[WRITTEN REQUEST]:
Write the data out again, exactly as given.

[SUPPLIED INFORMATION]:
## begin

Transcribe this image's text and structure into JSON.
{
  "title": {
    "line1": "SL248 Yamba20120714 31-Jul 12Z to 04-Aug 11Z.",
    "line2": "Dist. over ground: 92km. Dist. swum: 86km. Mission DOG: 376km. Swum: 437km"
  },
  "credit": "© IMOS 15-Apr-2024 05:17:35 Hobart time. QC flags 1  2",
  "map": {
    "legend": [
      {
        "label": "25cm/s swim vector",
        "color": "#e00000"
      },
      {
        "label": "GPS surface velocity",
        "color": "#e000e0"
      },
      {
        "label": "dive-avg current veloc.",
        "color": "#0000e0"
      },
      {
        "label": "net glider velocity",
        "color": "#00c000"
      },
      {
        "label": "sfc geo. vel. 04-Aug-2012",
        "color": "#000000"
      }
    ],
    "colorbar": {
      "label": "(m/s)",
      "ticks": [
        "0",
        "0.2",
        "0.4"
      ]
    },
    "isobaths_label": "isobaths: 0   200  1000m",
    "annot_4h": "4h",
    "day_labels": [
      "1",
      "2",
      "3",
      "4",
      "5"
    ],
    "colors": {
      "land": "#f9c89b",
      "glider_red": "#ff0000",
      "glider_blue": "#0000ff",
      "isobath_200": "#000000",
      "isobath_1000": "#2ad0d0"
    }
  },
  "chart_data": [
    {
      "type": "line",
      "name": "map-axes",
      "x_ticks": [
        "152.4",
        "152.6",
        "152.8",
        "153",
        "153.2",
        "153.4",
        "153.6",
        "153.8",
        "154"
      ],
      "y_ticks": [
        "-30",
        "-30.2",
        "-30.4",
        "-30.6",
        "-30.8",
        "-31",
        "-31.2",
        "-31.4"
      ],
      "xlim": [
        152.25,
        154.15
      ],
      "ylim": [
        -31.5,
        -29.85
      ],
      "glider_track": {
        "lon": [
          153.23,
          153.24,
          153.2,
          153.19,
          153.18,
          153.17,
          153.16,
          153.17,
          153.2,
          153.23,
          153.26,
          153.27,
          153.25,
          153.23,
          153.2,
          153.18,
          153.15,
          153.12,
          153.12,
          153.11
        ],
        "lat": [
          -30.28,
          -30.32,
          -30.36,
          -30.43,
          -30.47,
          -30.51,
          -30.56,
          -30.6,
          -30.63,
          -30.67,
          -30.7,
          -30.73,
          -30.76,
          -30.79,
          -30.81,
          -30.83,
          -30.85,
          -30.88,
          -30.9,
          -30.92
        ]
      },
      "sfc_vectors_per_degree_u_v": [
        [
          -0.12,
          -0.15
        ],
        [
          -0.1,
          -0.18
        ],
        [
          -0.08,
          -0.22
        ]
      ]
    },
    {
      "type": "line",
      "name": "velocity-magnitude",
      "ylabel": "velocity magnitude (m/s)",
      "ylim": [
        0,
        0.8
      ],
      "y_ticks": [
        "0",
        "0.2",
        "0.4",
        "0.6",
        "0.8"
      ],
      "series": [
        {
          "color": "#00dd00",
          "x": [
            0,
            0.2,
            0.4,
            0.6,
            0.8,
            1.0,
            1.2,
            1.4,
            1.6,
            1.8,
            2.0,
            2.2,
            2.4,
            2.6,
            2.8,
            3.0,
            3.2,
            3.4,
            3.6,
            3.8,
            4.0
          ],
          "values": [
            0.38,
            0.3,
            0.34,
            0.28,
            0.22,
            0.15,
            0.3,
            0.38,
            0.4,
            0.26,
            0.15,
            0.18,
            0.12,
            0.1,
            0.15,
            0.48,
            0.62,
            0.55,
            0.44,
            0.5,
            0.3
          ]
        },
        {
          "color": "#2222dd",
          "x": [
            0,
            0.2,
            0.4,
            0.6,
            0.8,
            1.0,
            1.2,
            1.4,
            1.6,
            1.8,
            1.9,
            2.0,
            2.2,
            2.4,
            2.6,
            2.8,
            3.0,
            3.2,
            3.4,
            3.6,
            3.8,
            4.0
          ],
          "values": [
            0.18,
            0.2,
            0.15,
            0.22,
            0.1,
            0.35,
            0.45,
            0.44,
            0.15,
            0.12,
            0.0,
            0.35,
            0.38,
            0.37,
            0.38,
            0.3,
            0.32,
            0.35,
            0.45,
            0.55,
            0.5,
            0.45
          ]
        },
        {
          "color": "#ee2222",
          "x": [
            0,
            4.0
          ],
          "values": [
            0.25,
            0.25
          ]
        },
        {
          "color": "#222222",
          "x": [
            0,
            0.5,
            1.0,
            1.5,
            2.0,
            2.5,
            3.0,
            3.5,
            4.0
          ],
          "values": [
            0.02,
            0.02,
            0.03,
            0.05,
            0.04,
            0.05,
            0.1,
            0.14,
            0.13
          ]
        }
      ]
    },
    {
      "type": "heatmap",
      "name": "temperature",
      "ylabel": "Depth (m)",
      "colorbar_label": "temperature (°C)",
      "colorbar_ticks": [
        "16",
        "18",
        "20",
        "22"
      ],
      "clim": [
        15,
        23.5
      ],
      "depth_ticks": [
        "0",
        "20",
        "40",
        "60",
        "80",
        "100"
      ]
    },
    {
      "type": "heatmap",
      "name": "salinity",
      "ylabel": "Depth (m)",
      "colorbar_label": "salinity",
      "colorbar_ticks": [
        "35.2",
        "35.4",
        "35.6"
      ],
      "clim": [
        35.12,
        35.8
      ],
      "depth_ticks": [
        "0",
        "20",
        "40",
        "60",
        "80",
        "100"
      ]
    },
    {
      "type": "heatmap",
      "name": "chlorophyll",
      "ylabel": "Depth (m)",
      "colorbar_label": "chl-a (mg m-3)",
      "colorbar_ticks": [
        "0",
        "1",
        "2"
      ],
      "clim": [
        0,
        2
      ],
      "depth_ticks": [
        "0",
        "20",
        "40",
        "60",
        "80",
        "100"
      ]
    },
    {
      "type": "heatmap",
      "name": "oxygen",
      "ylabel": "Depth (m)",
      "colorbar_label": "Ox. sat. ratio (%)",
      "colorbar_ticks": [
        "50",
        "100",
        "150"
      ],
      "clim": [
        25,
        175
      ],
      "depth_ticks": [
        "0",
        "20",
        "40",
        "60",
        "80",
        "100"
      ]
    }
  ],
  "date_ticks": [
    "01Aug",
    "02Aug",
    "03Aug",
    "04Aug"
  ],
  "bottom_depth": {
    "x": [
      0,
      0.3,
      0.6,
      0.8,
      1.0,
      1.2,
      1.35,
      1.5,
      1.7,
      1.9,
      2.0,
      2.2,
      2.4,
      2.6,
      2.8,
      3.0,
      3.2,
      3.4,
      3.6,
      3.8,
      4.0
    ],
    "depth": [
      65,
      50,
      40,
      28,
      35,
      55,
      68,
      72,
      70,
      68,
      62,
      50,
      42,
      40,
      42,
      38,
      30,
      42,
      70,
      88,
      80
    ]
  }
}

## end

[SOLUTION]:
Transcribe this image's text and structure into JSON.
{
  "title": {
    "line1": "SL248 Yamba20120714 31-Jul 12Z to 04-Aug 11Z.",
    "line2": "Dist. over ground: 92km. Dist. swum: 86km. Mission DOG: 376km. Swum: 437km"
  },
  "credit": "© IMOS 15-Apr-2024 05:17:35 Hobart time. QC flags 1  2",
  "map": {
    "legend": [
      {
        "label": "25cm/s swim vector",
        "color": "#e00000"
      },
      {
        "label": "GPS surface velocity",
        "color": "#e000e0"
      },
      {
        "label": "dive-avg current veloc.",
        "color": "#0000e0"
      },
      {
        "label": "net glider velocity",
        "color": "#00c000"
      },
      {
        "label": "sfc geo. vel. 04-Aug-2012",
        "color": "#000000"
      }
    ],
    "colorbar": {
      "label": "(m/s)",
      "ticks": [
        "0",
        "0.2",
        "0.4"
      ]
    },
    "isobaths_label": "isobaths: 0   200  1000m",
    "annot_4h": "4h",
    "day_labels": [
      "1",
      "2",
      "3",
      "4",
      "5"
    ],
    "colors": {
      "land": "#f9c89b",
      "glider_red": "#ff0000",
      "glider_blue": "#0000ff",
      "isobath_200": "#000000",
      "isobath_1000": "#2ad0d0"
    }
  },
  "chart_data": [
    {
      "type": "line",
      "name": "map-axes",
      "x_ticks": [
        "152.4",
        "152.6",
        "152.8",
        "153",
        "153.2",
        "153.4",
        "153.6",
        "153.8",
        "154"
      ],
      "y_ticks": [
        "-30",
        "-30.2",
        "-30.4",
        "-30.6",
        "-30.8",
        "-31",
        "-31.2",
        "-31.4"
      ],
      "xlim": [
        152.25,
        154.15
      ],
      "ylim": [
        -31.5,
        -29.85
      ],
      "glider_track": {
        "lon": [
          153.23,
          153.24,
          153.2,
          153.19,
          153.18,
          153.17,
          153.16,
          153.17,
          153.2,
          153.23,
          153.26,
          153.27,
          153.25,
          153.23,
          153.2,
          153.18,
          153.15,
          153.12,
          153.12,
          153.11
        ],
        "lat": [
          -30.28,
          -30.32,
          -30.36,
          -30.43,
          -30.47,
          -30.51,
          -30.56,
          -30.6,
          -30.63,
          -30.67,
          -30.7,
          -30.73,
          -30.76,
          -30.79,
          -30.81,
          -30.83,
          -30.85,
          -30.88,
          -30.9,
          -30.92
        ]
      },
      "sfc_vectors_per_degree_u_v": [
        [
          -0.12,
          -0.15
        ],
        [
          -0.1,
          -0.18
        ],
        [
          -0.08,
          -0.22
        ]
      ]
    },
    {
      "type": "line",
      "name": "velocity-magnitude",
      "ylabel": "velocity magnitude (m/s)",
      "ylim": [
        0,
        0.8
      ],
      "y_ticks": [
        "0",
        "0.2",
        "0.4",
        "0.6",
        "0.8"
      ],
      "series": [
        {
          "color": "#00dd00",
          "x": [
            0,
            0.2,
            0.4,
            0.6,
            0.8,
            1.0,
            1.2,
            1.4,
            1.6,
            1.8,
            2.0,
            2.2,
            2.4,
            2.6,
            2.8,
            3.0,
            3.2,
            3.4,
            3.6,
            3.8,
            4.0
          ],
          "values": [
            0.38,
            0.3,
            0.34,
            0.28,
            0.22,
            0.15,
            0.3,
            0.38,
            0.4,
            0.26,
            0.15,
            0.18,
            0.12,
            0.1,
            0.15,
            0.48,
            0.62,
            0.55,
            0.44,
            0.5,
            0.3
          ]
        },
        {
          "color": "#2222dd",
          "x": [
            0,
            0.2,
            0.4,
            0.6,
            0.8,
            1.0,
            1.2,
            1.4,
            1.6,
            1.8,
            1.9,
            2.0,
            2.2,
            2.4,
            2.6,
            2.8,
            3.0,
            3.2,
            3.4,
            3.6,
            3.8,
            4.0
          ],
          "values": [
            0.18,
            0.2,
            0.15,
            0.22,
            0.1,
            0.35,
            0.45,
            0.44,
            0.15,
            0.12,
            0.0,
            0.35,
            0.38,
            0.37,
            0.38,
            0.3,
            0.32,
            0.35,
            0.45,
            0.55,
            0.5,
            0.45
          ]
        },
        {
          "color": "#ee2222",
          "x": [
            0,
            4.0
          ],
          "values": [
            0.25,
            0.25
          ]
        },
        {
          "color": "#222222",
          "x": [
            0,
            0.5,
            1.0,
            1.5,
            2.0,
            2.5,
            3.0,
            3.5,
            4.0
          ],
          "values": [
            0.02,
            0.02,
            0.03,
            0.05,
            0.04,
            0.05,
            0.1,
            0.14,
            0.13
          ]
        }
      ]
    },
    {
      "type": "heatmap",
      "name": "temperature",
      "ylabel": "Depth (m)",
      "colorbar_label": "temperature (°C)",
      "colorbar_ticks": [
        "16",
        "18",
        "20",
        "22"
      ],
      "clim": [
        15,
        23.5
      ],
      "depth_ticks": [
        "0",
        "20",
        "40",
        "60",
        "80",
        "100"
      ]
    },
    {
      "type": "heatmap",
      "name": "salinity",
      "ylabel": "Depth (m)",
      "colorbar_label": "salinity",
      "colorbar_ticks": [
        "35.2",
        "35.4",
        "35.6"
      ],
      "clim": [
        35.12,
        35.8
      ],
      "depth_ticks": [
        "0",
        "20",
        "40",
        "60",
        "80",
        "100"
      ]
    },
    {
      "type": "heatmap",
      "name": "chlorophyll",
      "ylabel": "Depth (m)",
      "colorbar_label": "chl-a (mg m-3)",
      "colorbar_ticks": [
        "0",
        "1",
        "2"
      ],
      "clim": [
        0,
        2
      ],
      "depth_ticks": [
        "0",
        "20",
        "40",
        "60",
        "80",
        "100"
      ]
    },
    {
      "type": "heatmap",
      "name": "oxygen",
      "ylabel": "Depth (m)",
      "colorbar_label": "Ox. sat. ratio (%)",
      "colorbar_ticks": [
        "50",
        "100",
        "150"
      ],
      "clim": [
        25,
        175
      ],
      "depth_ticks": [
        "0",
        "20",
        "40",
        "60",
        "80",
        "100"
      ]
    }
  ],
  "date_ticks": [
    "01Aug",
    "02Aug",
    "03Aug",
    "04Aug"
  ],
  "bottom_depth": {
    "x": [
      0,
      0.3,
      0.6,
      0.8,
      1.0,
      1.2,
      1.35,
      1.5,
      1.7,
      1.9,
      2.0,
      2.2,
      2.4,
      2.6,
      2.8,
      3.0,
      3.2,
      3.4,
      3.6,
      3.8,
      4.0
    ],
    "depth": [
      65,
      50,
      40,
      28,
      35,
      55,
      68,
      72,
      70,
      68,
      62,
      50,
      42,
      40,
      42,
      38,
      30,
      42,
      70,
      88,
      80
    ]
  }
}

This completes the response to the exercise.